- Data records
####################

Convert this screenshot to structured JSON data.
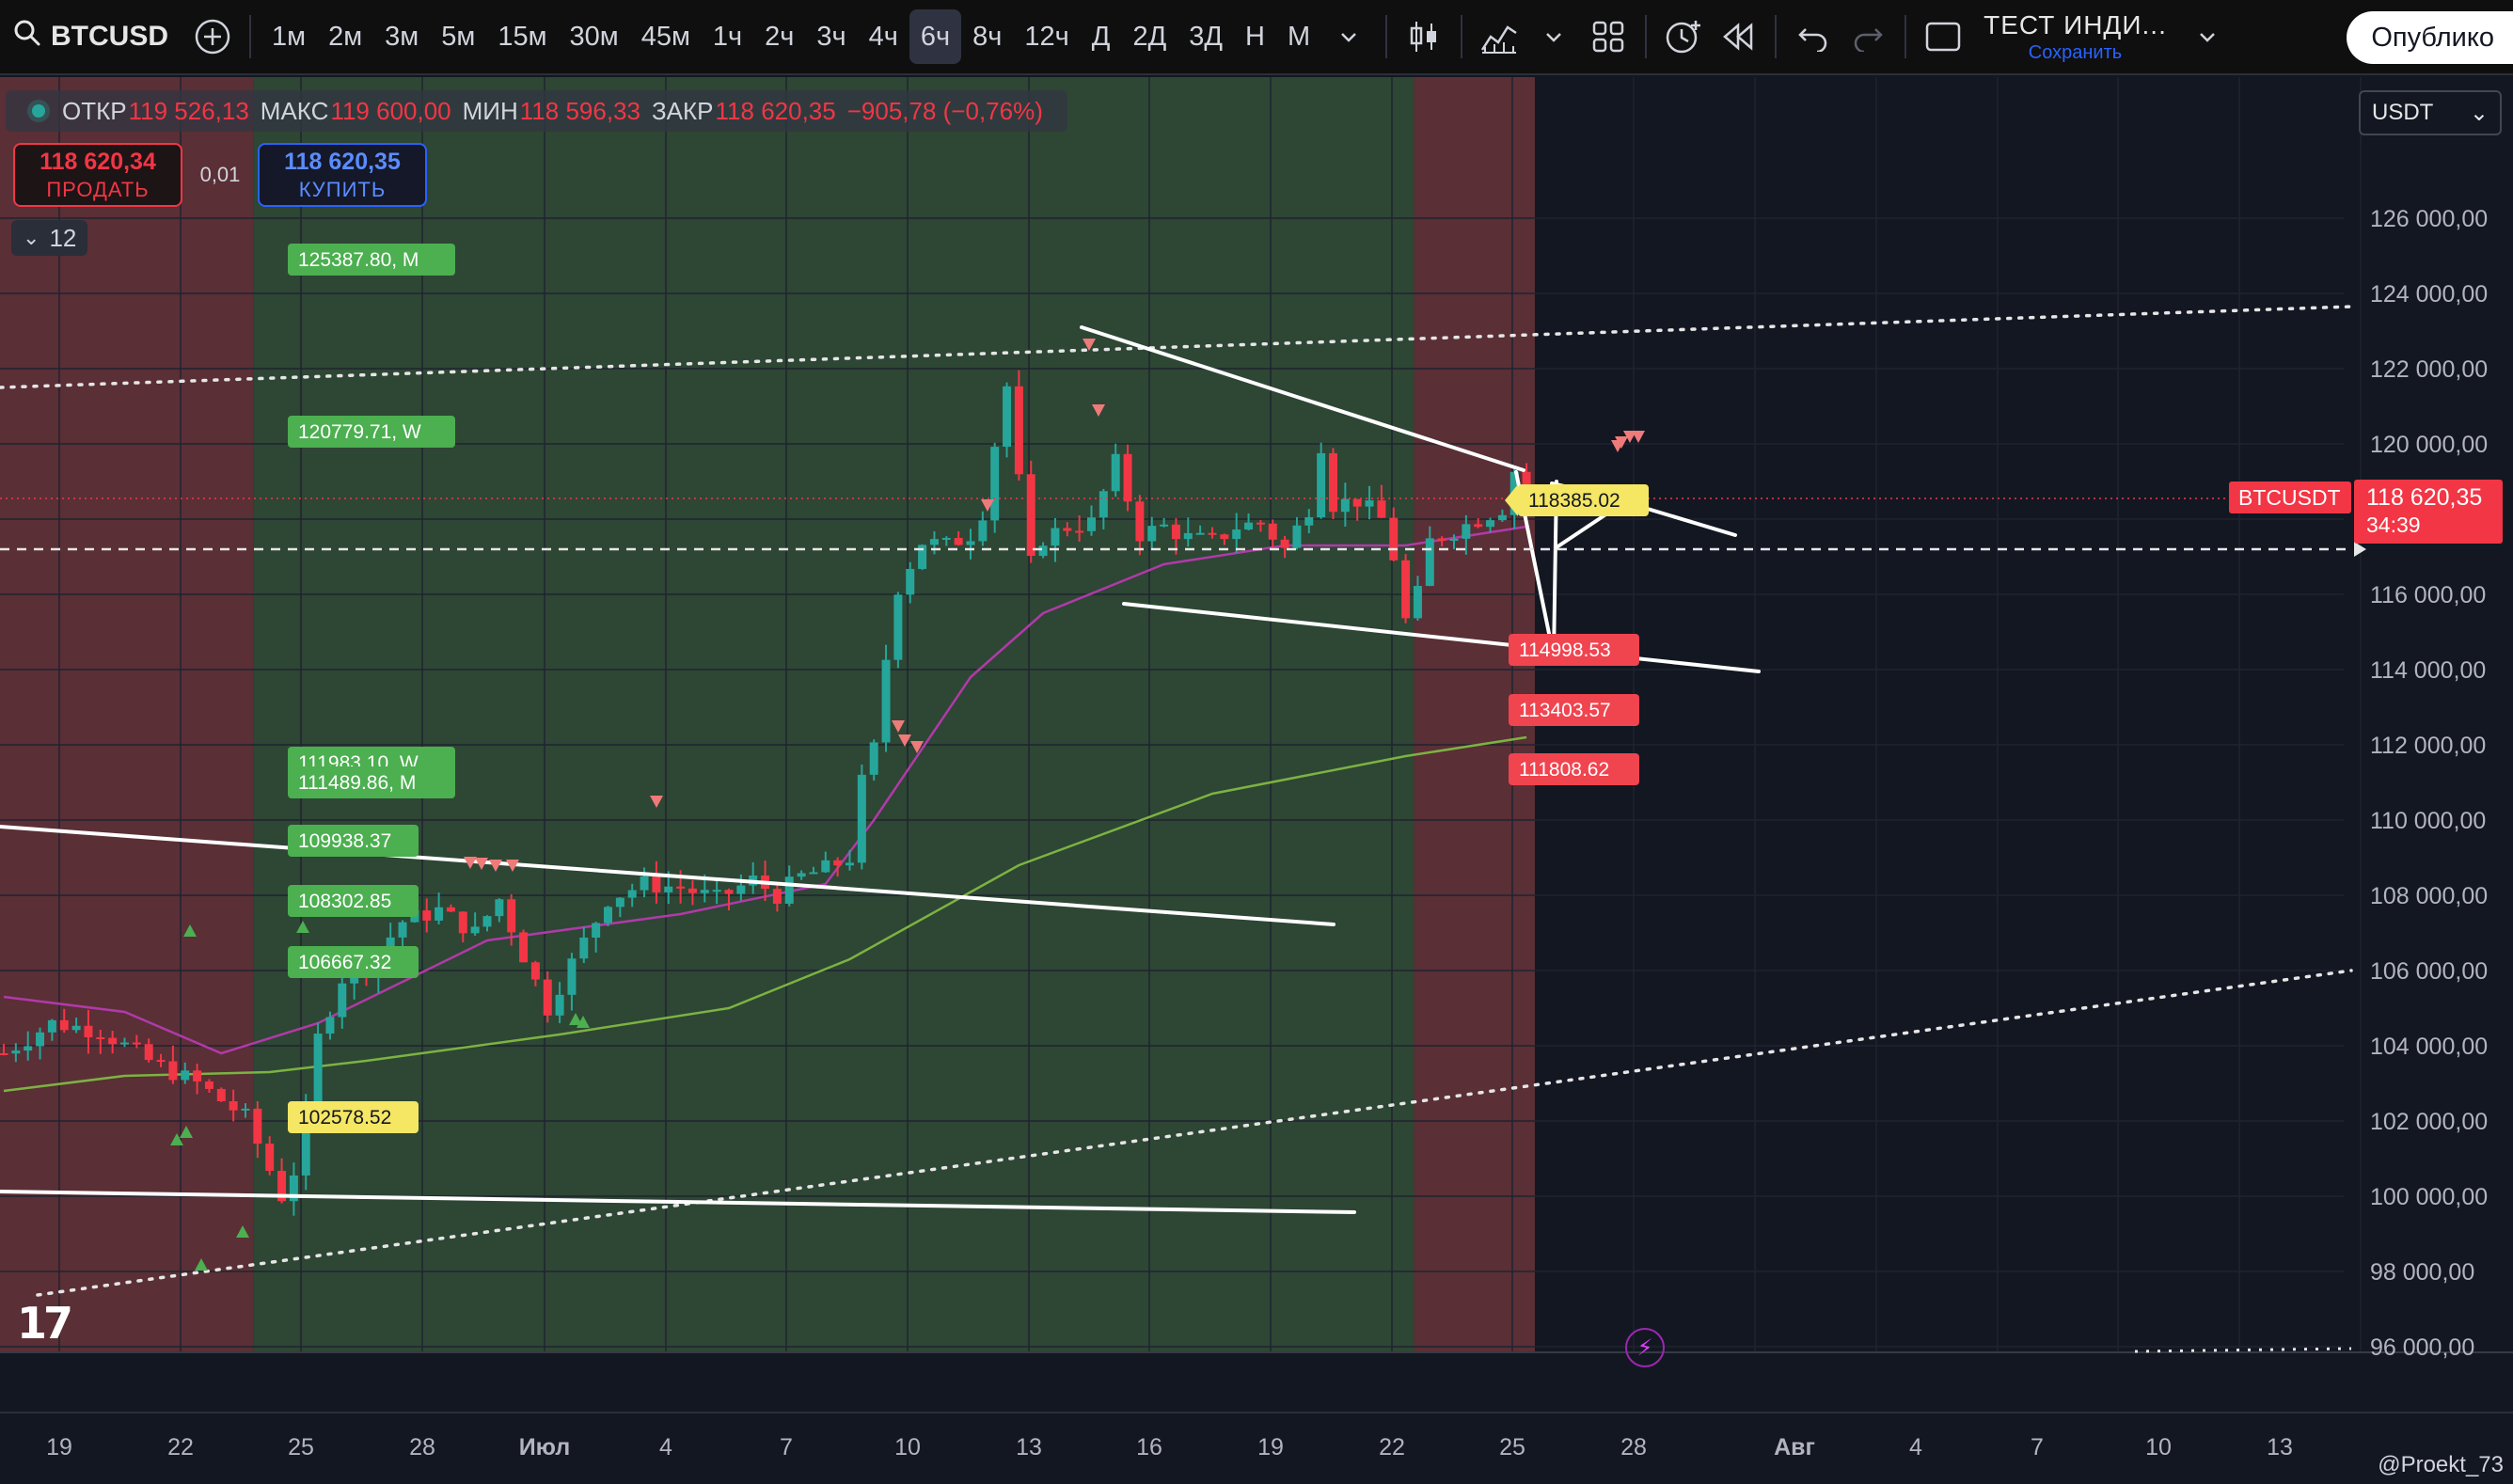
{
  "toolbar": {
    "symbol": "BTCUSD",
    "intervals": [
      "1м",
      "2м",
      "3м",
      "5м",
      "15м",
      "30м",
      "45м",
      "1ч",
      "2ч",
      "3ч",
      "4ч",
      "6ч",
      "8ч",
      "12ч",
      "Д",
      "2Д",
      "3Д",
      "Н",
      "М"
    ],
    "active_interval": "6ч",
    "layout_name": "ТЕСТ ИНДИ...",
    "layout_save": "Сохранить",
    "publish": "Опублико"
  },
  "legend": {
    "open_label": "ОТКР",
    "open": "119 526,13",
    "high_label": "МАКС",
    "high": "119 600,00",
    "low_label": "МИН",
    "low": "118 596,33",
    "close_label": "ЗАКР",
    "close": "118 620,35",
    "change": "−905,78 (−0,76%)"
  },
  "trade": {
    "sell_price": "118 620,34",
    "sell_label": "ПРОДАТЬ",
    "qty": "0,01",
    "buy_price": "118 620,35",
    "buy_label": "КУПИТЬ"
  },
  "collapse_count": "12",
  "currency": "USDT",
  "watermark": "@Proekt_73",
  "colors": {
    "up": "#26a69a",
    "down": "#f23645",
    "bg": "#131722",
    "green_zone": "#2e4634",
    "red_zone": "#5a2f36"
  },
  "chart_data": {
    "type": "candlestick",
    "title": "BTCUSD",
    "interval": "6ч",
    "x_ticks": [
      "19",
      "22",
      "25",
      "28",
      "Июл",
      "4",
      "7",
      "10",
      "13",
      "16",
      "19",
      "22",
      "25",
      "28",
      "Авг",
      "4",
      "7",
      "10",
      "13"
    ],
    "ylim": [
      96000,
      128000
    ],
    "y_ticks": [
      "96 000,00",
      "98 000,00",
      "100 000,00",
      "102 000,00",
      "104 000,00",
      "106 000,00",
      "108 000,00",
      "110 000,00",
      "112 000,00",
      "114 000,00",
      "116 000,00",
      "118 000,00",
      "120 000,00",
      "122 000,00",
      "124 000,00",
      "126 000,00"
    ],
    "last_price_label": "BTCUSDT",
    "last_price": "118 620,35",
    "countdown": "34:39",
    "candles_anchor": [
      [
        0,
        103800
      ],
      [
        4,
        104600
      ],
      [
        8,
        104400
      ],
      [
        12,
        103600
      ],
      [
        16,
        103000
      ],
      [
        20,
        102100
      ],
      [
        23,
        100000
      ],
      [
        24.5,
        101000
      ],
      [
        26,
        104200
      ],
      [
        28,
        105800
      ],
      [
        30,
        106100
      ],
      [
        33,
        107300
      ],
      [
        36,
        107600
      ],
      [
        39,
        107000
      ],
      [
        41,
        107900
      ],
      [
        43,
        106400
      ],
      [
        45,
        105000
      ],
      [
        47,
        106200
      ],
      [
        50,
        107900
      ],
      [
        53,
        108300
      ],
      [
        56,
        108200
      ],
      [
        59,
        107900
      ],
      [
        62,
        108400
      ],
      [
        64,
        108000
      ],
      [
        66,
        108500
      ],
      [
        68,
        108700
      ],
      [
        70,
        109000
      ],
      [
        71,
        111000
      ],
      [
        72,
        111900
      ],
      [
        73,
        114300
      ],
      [
        74,
        116200
      ],
      [
        76,
        117400
      ],
      [
        78,
        117300
      ],
      [
        80,
        117600
      ],
      [
        81,
        118200
      ],
      [
        82,
        120000
      ],
      [
        82.6,
        122600
      ],
      [
        83.2,
        121000
      ],
      [
        84,
        119000
      ],
      [
        85,
        116800
      ],
      [
        86,
        117500
      ],
      [
        88,
        117800
      ],
      [
        90,
        117900
      ],
      [
        92,
        119500
      ],
      [
        94,
        117600
      ],
      [
        96,
        117800
      ],
      [
        98,
        117500
      ],
      [
        100,
        117400
      ],
      [
        102,
        117800
      ],
      [
        104,
        117900
      ],
      [
        106,
        117200
      ],
      [
        108,
        118300
      ],
      [
        109,
        120000
      ],
      [
        110,
        118400
      ],
      [
        112,
        118500
      ],
      [
        114,
        118000
      ],
      [
        115,
        117000
      ],
      [
        116,
        115300
      ],
      [
        117,
        116000
      ],
      [
        118,
        117400
      ],
      [
        120,
        117700
      ],
      [
        122,
        118000
      ],
      [
        124,
        118300
      ],
      [
        125,
        119300
      ],
      [
        126,
        118620
      ]
    ],
    "moving_averages": [
      {
        "color": "#b03aa8",
        "values": [
          [
            0,
            105300
          ],
          [
            10,
            104900
          ],
          [
            18,
            103800
          ],
          [
            26,
            104600
          ],
          [
            40,
            106800
          ],
          [
            56,
            107500
          ],
          [
            68,
            108300
          ],
          [
            72,
            110000
          ],
          [
            80,
            113800
          ],
          [
            86,
            115500
          ],
          [
            96,
            116800
          ],
          [
            106,
            117300
          ],
          [
            116,
            117300
          ],
          [
            126,
            117800
          ]
        ]
      },
      {
        "color": "#7cb342",
        "values": [
          [
            0,
            102800
          ],
          [
            10,
            103200
          ],
          [
            22,
            103300
          ],
          [
            30,
            103600
          ],
          [
            46,
            104300
          ],
          [
            60,
            105000
          ],
          [
            70,
            106300
          ],
          [
            84,
            108800
          ],
          [
            100,
            110700
          ],
          [
            116,
            111700
          ],
          [
            126,
            112200
          ]
        ]
      }
    ],
    "price_labels": [
      {
        "text": "125387.80, M",
        "value": 125387.8,
        "color": "#4caf50"
      },
      {
        "text": "120779.71, W",
        "value": 120779.71,
        "color": "#4caf50"
      },
      {
        "text": "111983.10, W",
        "value": 111983.1,
        "color": "#4caf50"
      },
      {
        "text": "111489.86, M",
        "value": 111489.86,
        "color": "#4caf50"
      },
      {
        "text": "109938.37",
        "value": 109938.37,
        "color": "#4caf50"
      },
      {
        "text": "108302.85",
        "value": 108302.85,
        "color": "#4caf50"
      },
      {
        "text": "106667.32",
        "value": 106667.32,
        "color": "#4caf50"
      },
      {
        "text": "102578.52",
        "value": 102578.52,
        "color": "#ffeb3b"
      },
      {
        "text": "118385.02",
        "value": 118385.02,
        "color": "#ffeb3b"
      },
      {
        "text": "114998.53",
        "value": 114998.53,
        "color": "#f23645"
      },
      {
        "text": "113403.57",
        "value": 113403.57,
        "color": "#f23645"
      },
      {
        "text": "111808.62",
        "value": 111808.62,
        "color": "#f23645"
      }
    ],
    "zones": [
      {
        "from": 0,
        "to": 21,
        "color": "red"
      },
      {
        "from": 21,
        "to": 117,
        "color": "green"
      },
      {
        "from": 117,
        "to": 127,
        "color": "red"
      }
    ],
    "grid": true,
    "legend_position": "top-left"
  }
}
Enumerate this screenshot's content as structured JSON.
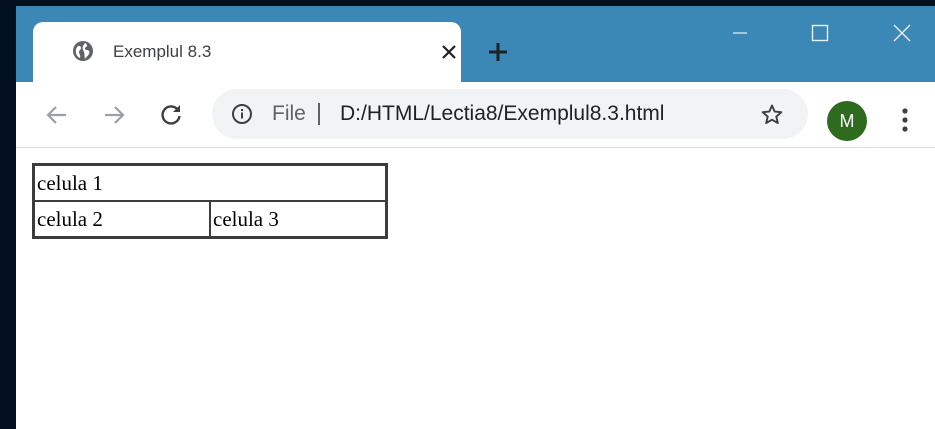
{
  "tab": {
    "title": "Exemplul 8.3"
  },
  "address_bar": {
    "scheme_label": "File",
    "url": "D:/HTML/Lectia8/Exemplul8.3.html"
  },
  "profile": {
    "initial": "M",
    "color": "#2e6b1e"
  },
  "titlebar_color": "#3b87b5",
  "icons": {
    "tab": "globe-icon",
    "tab_close": "close-icon",
    "new_tab": "plus-icon",
    "minimize": "minimize-icon",
    "maximize": "maximize-icon",
    "close": "close-icon",
    "back": "back-arrow-icon",
    "forward": "forward-arrow-icon",
    "reload": "reload-icon",
    "info": "info-icon",
    "bookmark": "star-icon",
    "menu": "kebab-menu-icon"
  },
  "table": {
    "rows": [
      [
        "celula 1"
      ],
      [
        "celula 2",
        "celula 3"
      ]
    ]
  }
}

####################

- TASK REQUIREMENTS
Copy every record character for character. Skip the pictures.

- EXERCISE RESULT
Convert this screenshot to structured JSON data.
{
  "toolbar": {
    "symbol": "BTCUSD",
    "intervals": [
      "1м",
      "2м",
      "3м",
      "5м",
      "15м",
      "30м",
      "45м",
      "1ч",
      "2ч",
      "3ч",
      "4ч",
      "6ч",
      "8ч",
      "12ч",
      "Д",
      "2Д",
      "3Д",
      "Н",
      "М"
    ],
    "active_interval": "6ч",
    "layout_name": "ТЕСТ ИНДИ...",
    "layout_save": "Сохранить",
    "publish": "Опублико"
  },
  "legend": {
    "open_label": "ОТКР",
    "open": "119 526,13",
    "high_label": "МАКС",
    "high": "119 600,00",
    "low_label": "МИН",
    "low": "118 596,33",
    "close_label": "ЗАКР",
    "close": "118 620,35",
    "change": "−905,78 (−0,76%)"
  },
  "trade": {
    "sell_price": "118 620,34",
    "sell_label": "ПРОДАТЬ",
    "qty": "0,01",
    "buy_price": "118 620,35",
    "buy_label": "КУПИТЬ"
  },
  "collapse_count": "12",
  "currency": "USDT",
  "watermark": "@Proekt_73",
  "colors": {
    "up": "#26a69a",
    "down": "#f23645",
    "bg": "#131722",
    "green_zone": "#2e4634",
    "red_zone": "#5a2f36"
  },
  "chart_data": {
    "type": "candlestick",
    "title": "BTCUSD",
    "interval": "6ч",
    "x_ticks": [
      "19",
      "22",
      "25",
      "28",
      "Июл",
      "4",
      "7",
      "10",
      "13",
      "16",
      "19",
      "22",
      "25",
      "28",
      "Авг",
      "4",
      "7",
      "10",
      "13"
    ],
    "ylim": [
      96000,
      128000
    ],
    "y_ticks": [
      "96 000,00",
      "98 000,00",
      "100 000,00",
      "102 000,00",
      "104 000,00",
      "106 000,00",
      "108 000,00",
      "110 000,00",
      "112 000,00",
      "114 000,00",
      "116 000,00",
      "118 000,00",
      "120 000,00",
      "122 000,00",
      "124 000,00",
      "126 000,00"
    ],
    "last_price_label": "BTCUSDT",
    "last_price": "118 620,35",
    "countdown": "34:39",
    "candles_anchor": [
      [
        0,
        103800
      ],
      [
        4,
        104600
      ],
      [
        8,
        104400
      ],
      [
        12,
        103600
      ],
      [
        16,
        103000
      ],
      [
        20,
        102100
      ],
      [
        23,
        100000
      ],
      [
        24.5,
        101000
      ],
      [
        26,
        104200
      ],
      [
        28,
        105800
      ],
      [
        30,
        106100
      ],
      [
        33,
        107300
      ],
      [
        36,
        107600
      ],
      [
        39,
        107000
      ],
      [
        41,
        107900
      ],
      [
        43,
        106400
      ],
      [
        45,
        105000
      ],
      [
        47,
        106200
      ],
      [
        50,
        107900
      ],
      [
        53,
        108300
      ],
      [
        56,
        108200
      ],
      [
        59,
        107900
      ],
      [
        62,
        108400
      ],
      [
        64,
        108000
      ],
      [
        66,
        108500
      ],
      [
        68,
        108700
      ],
      [
        70,
        109000
      ],
      [
        71,
        111000
      ],
      [
        72,
        111900
      ],
      [
        73,
        114300
      ],
      [
        74,
        116200
      ],
      [
        76,
        117400
      ],
      [
        78,
        117300
      ],
      [
        80,
        117600
      ],
      [
        81,
        118200
      ],
      [
        82,
        120000
      ],
      [
        82.6,
        122600
      ],
      [
        83.2,
        121000
      ],
      [
        84,
        119000
      ],
      [
        85,
        116800
      ],
      [
        86,
        117500
      ],
      [
        88,
        117800
      ],
      [
        90,
        117900
      ],
      [
        92,
        119500
      ],
      [
        94,
        117600
      ],
      [
        96,
        117800
      ],
      [
        98,
        117500
      ],
      [
        100,
        117400
      ],
      [
        102,
        117800
      ],
      [
        104,
        117900
      ],
      [
        106,
        117200
      ],
      [
        108,
        118300
      ],
      [
        109,
        120000
      ],
      [
        110,
        118400
      ],
      [
        112,
        118500
      ],
      [
        114,
        118000
      ],
      [
        115,
        117000
      ],
      [
        116,
        115300
      ],
      [
        117,
        116000
      ],
      [
        118,
        117400
      ],
      [
        120,
        117700
      ],
      [
        122,
        118000
      ],
      [
        124,
        118300
      ],
      [
        125,
        119300
      ],
      [
        126,
        118620
      ]
    ],
    "moving_averages": [
      {
        "color": "#b03aa8",
        "values": [
          [
            0,
            105300
          ],
          [
            10,
            104900
          ],
          [
            18,
            103800
          ],
          [
            26,
            104600
          ],
          [
            40,
            106800
          ],
          [
            56,
            107500
          ],
          [
            68,
            108300
          ],
          [
            72,
            110000
          ],
          [
            80,
            113800
          ],
          [
            86,
            115500
          ],
          [
            96,
            116800
          ],
          [
            106,
            117300
          ],
          [
            116,
            117300
          ],
          [
            126,
            117800
          ]
        ]
      },
      {
        "color": "#7cb342",
        "values": [
          [
            0,
            102800
          ],
          [
            10,
            103200
          ],
          [
            22,
            103300
          ],
          [
            30,
            103600
          ],
          [
            46,
            104300
          ],
          [
            60,
            105000
          ],
          [
            70,
            106300
          ],
          [
            84,
            108800
          ],
          [
            100,
            110700
          ],
          [
            116,
            111700
          ],
          [
            126,
            112200
          ]
        ]
      }
    ],
    "price_labels": [
      {
        "text": "125387.80, M",
        "value": 125387.8,
        "color": "#4caf50"
      },
      {
        "text": "120779.71, W",
        "value": 120779.71,
        "color": "#4caf50"
      },
      {
        "text": "111983.10, W",
        "value": 111983.1,
        "color": "#4caf50"
      },
      {
        "text": "111489.86, M",
        "value": 111489.86,
        "color": "#4caf50"
      },
      {
        "text": "109938.37",
        "value": 109938.37,
        "color": "#4caf50"
      },
      {
        "text": "108302.85",
        "value": 108302.85,
        "color": "#4caf50"
      },
      {
        "text": "106667.32",
        "value": 106667.32,
        "color": "#4caf50"
      },
      {
        "text": "102578.52",
        "value": 102578.52,
        "color": "#ffeb3b"
      },
      {
        "text": "118385.02",
        "value": 118385.02,
        "color": "#ffeb3b"
      },
      {
        "text": "114998.53",
        "value": 114998.53,
        "color": "#f23645"
      },
      {
        "text": "113403.57",
        "value": 113403.57,
        "color": "#f23645"
      },
      {
        "text": "111808.62",
        "value": 111808.62,
        "color": "#f23645"
      }
    ],
    "zones": [
      {
        "from": 0,
        "to": 21,
        "color": "red"
      },
      {
        "from": 21,
        "to": 117,
        "color": "green"
      },
      {
        "from": 117,
        "to": 127,
        "color": "red"
      }
    ],
    "grid": true,
    "legend_position": "top-left"
  }
}
Enumerate this screenshot's content as structured JSON.
{
  "tab": {
    "title": "Exemplul 8.3"
  },
  "address_bar": {
    "scheme_label": "File",
    "url": "D:/HTML/Lectia8/Exemplul8.3.html"
  },
  "profile": {
    "initial": "M",
    "color": "#2e6b1e"
  },
  "titlebar_color": "#3b87b5",
  "icons": {
    "tab": "globe-icon",
    "tab_close": "close-icon",
    "new_tab": "plus-icon",
    "minimize": "minimize-icon",
    "maximize": "maximize-icon",
    "close": "close-icon",
    "back": "back-arrow-icon",
    "forward": "forward-arrow-icon",
    "reload": "reload-icon",
    "info": "info-icon",
    "bookmark": "star-icon",
    "menu": "kebab-menu-icon"
  },
  "table": {
    "rows": [
      [
        "celula 1"
      ],
      [
        "celula 2",
        "celula 3"
      ]
    ]
  }
}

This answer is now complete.